# [EXERCISE DETAILS]
Pictures appear in the records below; write out everything else exactly.

[START]

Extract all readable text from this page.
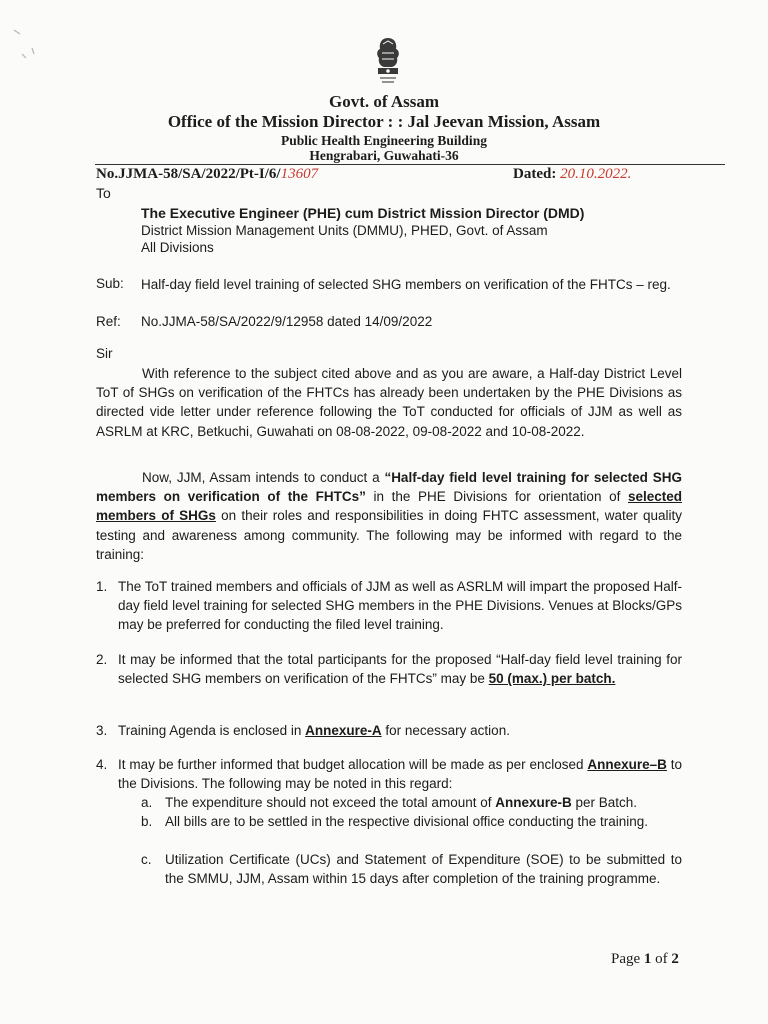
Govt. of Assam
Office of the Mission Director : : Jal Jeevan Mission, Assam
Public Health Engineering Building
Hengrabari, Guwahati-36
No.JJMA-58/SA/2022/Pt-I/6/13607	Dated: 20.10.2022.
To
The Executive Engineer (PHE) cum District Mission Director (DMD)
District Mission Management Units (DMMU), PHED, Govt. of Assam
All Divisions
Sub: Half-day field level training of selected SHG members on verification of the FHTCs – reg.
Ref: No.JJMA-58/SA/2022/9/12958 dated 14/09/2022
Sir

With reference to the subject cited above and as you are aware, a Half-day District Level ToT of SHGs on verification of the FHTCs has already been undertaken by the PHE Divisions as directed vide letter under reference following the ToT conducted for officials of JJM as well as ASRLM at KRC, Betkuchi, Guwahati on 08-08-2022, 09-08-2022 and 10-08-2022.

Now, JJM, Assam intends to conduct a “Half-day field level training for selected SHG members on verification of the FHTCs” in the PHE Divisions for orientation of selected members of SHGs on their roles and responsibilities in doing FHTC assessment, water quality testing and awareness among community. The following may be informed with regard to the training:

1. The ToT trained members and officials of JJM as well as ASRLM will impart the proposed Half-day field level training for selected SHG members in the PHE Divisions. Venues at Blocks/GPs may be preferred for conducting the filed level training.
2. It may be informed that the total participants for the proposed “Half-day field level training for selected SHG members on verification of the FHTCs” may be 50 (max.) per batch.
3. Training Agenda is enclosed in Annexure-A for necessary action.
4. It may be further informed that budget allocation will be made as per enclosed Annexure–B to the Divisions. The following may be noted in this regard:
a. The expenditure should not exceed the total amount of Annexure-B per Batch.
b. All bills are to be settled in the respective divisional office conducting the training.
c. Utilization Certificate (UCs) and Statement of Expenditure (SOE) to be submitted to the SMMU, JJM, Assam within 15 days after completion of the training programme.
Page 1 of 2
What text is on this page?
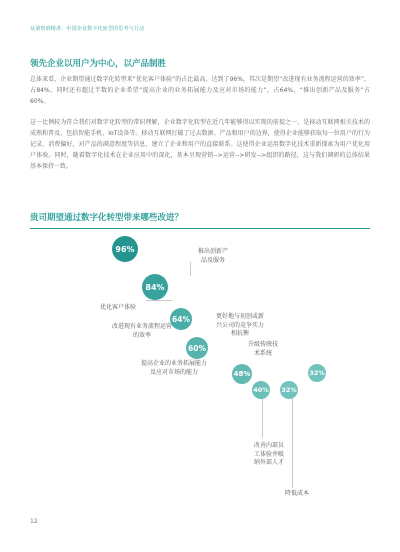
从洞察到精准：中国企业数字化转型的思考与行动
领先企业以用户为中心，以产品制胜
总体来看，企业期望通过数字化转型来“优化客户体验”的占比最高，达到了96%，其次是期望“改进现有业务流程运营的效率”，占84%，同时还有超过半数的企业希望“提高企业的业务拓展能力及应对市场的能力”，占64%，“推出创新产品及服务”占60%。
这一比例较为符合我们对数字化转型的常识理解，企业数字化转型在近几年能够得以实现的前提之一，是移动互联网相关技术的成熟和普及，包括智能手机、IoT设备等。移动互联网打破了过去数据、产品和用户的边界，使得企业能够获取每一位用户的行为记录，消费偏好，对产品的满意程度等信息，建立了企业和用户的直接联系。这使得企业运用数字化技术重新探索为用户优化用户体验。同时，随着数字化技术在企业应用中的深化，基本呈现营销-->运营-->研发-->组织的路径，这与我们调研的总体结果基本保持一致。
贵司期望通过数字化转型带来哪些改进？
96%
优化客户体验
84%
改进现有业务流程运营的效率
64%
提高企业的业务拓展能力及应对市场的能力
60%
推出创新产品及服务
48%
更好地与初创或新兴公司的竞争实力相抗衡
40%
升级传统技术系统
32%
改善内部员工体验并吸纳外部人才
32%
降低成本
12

[END]

# [RESPONSE TO THE EXERCISE]
Extract all readable text from this page.
Govt. of Assam
Office of the Mission Director : : Jal Jeevan Mission, Assam
Public Health Engineering Building
Hengrabari, Guwahati-36
No.JJMA-58/SA/2022/Pt-I/6/13607	Dated: 20.10.2022.
To
The Executive Engineer (PHE) cum District Mission Director (DMD)
District Mission Management Units (DMMU), PHED, Govt. of Assam
All Divisions
Sub: Half-day field level training of selected SHG members on verification of the FHTCs – reg.
Ref: No.JJMA-58/SA/2022/9/12958 dated 14/09/2022
Sir

With reference to the subject cited above and as you are aware, a Half-day District Level ToT of SHGs on verification of the FHTCs has already been undertaken by the PHE Divisions as directed vide letter under reference following the ToT conducted for officials of JJM as well as ASRLM at KRC, Betkuchi, Guwahati on 08-08-2022, 09-08-2022 and 10-08-2022.

Now, JJM, Assam intends to conduct a “Half-day field level training for selected SHG members on verification of the FHTCs” in the PHE Divisions for orientation of selected members of SHGs on their roles and responsibilities in doing FHTC assessment, water quality testing and awareness among community. The following may be informed with regard to the training:

1. The ToT trained members and officials of JJM as well as ASRLM will impart the proposed Half-day field level training for selected SHG members in the PHE Divisions. Venues at Blocks/GPs may be preferred for conducting the filed level training.
2. It may be informed that the total participants for the proposed “Half-day field level training for selected SHG members on verification of the FHTCs” may be 50 (max.) per batch.
3. Training Agenda is enclosed in Annexure-A for necessary action.
4. It may be further informed that budget allocation will be made as per enclosed Annexure–B to the Divisions. The following may be noted in this regard:
a. The expenditure should not exceed the total amount of Annexure-B per Batch.
b. All bills are to be settled in the respective divisional office conducting the training.
c. Utilization Certificate (UCs) and Statement of Expenditure (SOE) to be submitted to the SMMU, JJM, Assam within 15 days after completion of the training programme.
Page 1 of 2
What text is on this page?
从洞察到精准：中国企业数字化转型的思考与行动
领先企业以用户为中心，以产品制胜
总体来看，企业期望通过数字化转型来“优化客户体验”的占比最高，达到了96%，其次是期望“改进现有业务流程运营的效率”，占84%，同时还有超过半数的企业希望“提高企业的业务拓展能力及应对市场的能力”，占64%，“推出创新产品及服务”占60%。
这一比例较为符合我们对数字化转型的常识理解，企业数字化转型在近几年能够得以实现的前提之一，是移动互联网相关技术的成熟和普及，包括智能手机、IoT设备等。移动互联网打破了过去数据、产品和用户的边界，使得企业能够获取每一位用户的行为记录，消费偏好，对产品的满意程度等信息，建立了企业和用户的直接联系。这使得企业运用数字化技术重新探索为用户优化用户体验。同时，随着数字化技术在企业应用中的深化，基本呈现营销-->运营-->研发-->组织的路径，这与我们调研的总体结果基本保持一致。
贵司期望通过数字化转型带来哪些改进？
96%
优化客户体验
84%
改进现有业务流程运营的效率
64%
提高企业的业务拓展能力及应对市场的能力
60%
推出创新产品及服务
48%
更好地与初创或新兴公司的竞争实力相抗衡
40%
升级传统技术系统
32%
改善内部员工体验并吸纳外部人才
32%
降低成本
12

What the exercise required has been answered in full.